**Given problem**. Pull out every line below containing the word "Gefällt".

** BEGIN Data records **

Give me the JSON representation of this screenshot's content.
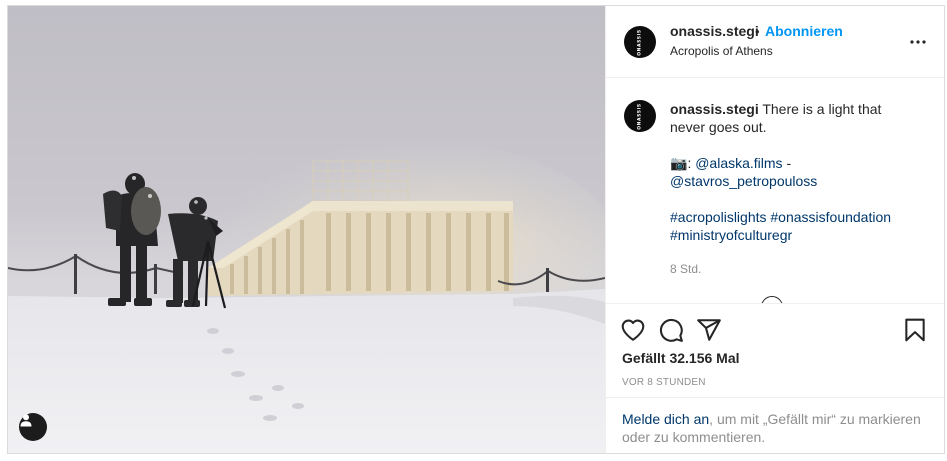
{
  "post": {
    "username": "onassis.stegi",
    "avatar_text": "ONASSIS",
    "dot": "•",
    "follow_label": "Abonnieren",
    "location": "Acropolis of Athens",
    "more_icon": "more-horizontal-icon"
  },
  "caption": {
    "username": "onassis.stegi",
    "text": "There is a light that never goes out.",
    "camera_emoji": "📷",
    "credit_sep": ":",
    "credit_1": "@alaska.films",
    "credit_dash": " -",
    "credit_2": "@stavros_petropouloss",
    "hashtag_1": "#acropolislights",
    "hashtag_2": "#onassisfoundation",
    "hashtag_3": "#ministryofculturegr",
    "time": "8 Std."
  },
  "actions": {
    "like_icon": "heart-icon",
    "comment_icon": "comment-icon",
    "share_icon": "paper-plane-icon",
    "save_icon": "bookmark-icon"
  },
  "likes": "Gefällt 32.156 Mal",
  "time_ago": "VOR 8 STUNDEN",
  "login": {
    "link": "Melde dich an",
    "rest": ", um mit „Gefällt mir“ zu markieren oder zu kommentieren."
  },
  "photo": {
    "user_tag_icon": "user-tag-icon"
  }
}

** END Data records **

**The solution**.
  "likes": "Gefällt 32.156 Mal",
    "rest": ", um mit „Gefällt mir“ zu markieren oder zu kommentieren."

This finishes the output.